— start of Information provided —

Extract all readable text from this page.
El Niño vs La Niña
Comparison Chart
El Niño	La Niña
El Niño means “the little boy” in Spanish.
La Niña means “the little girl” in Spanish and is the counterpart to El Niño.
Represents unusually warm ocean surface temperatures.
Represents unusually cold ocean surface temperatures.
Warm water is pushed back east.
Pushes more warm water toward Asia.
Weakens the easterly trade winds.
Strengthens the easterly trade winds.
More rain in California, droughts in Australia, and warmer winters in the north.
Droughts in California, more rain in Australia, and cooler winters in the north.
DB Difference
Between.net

— end of Information provided —

Short task —
Recite the full listing above exactly.

Solution to this task —
Extract all readable text from this page.
El Niño vs La Niña
Comparison Chart
El Niño	La Niña
El Niño means “the little boy” in Spanish.
La Niña means “the little girl” in Spanish and is the counterpart to El Niño.
Represents unusually warm ocean surface temperatures.
Represents unusually cold ocean surface temperatures.
Warm water is pushed back east.
Pushes more warm water toward Asia.
Weakens the easterly trade winds.
Strengthens the easterly trade winds.
More rain in California, droughts in Australia, and warmer winters in the north.
Droughts in California, more rain in Australia, and cooler winters in the north.
DB Difference
Between.net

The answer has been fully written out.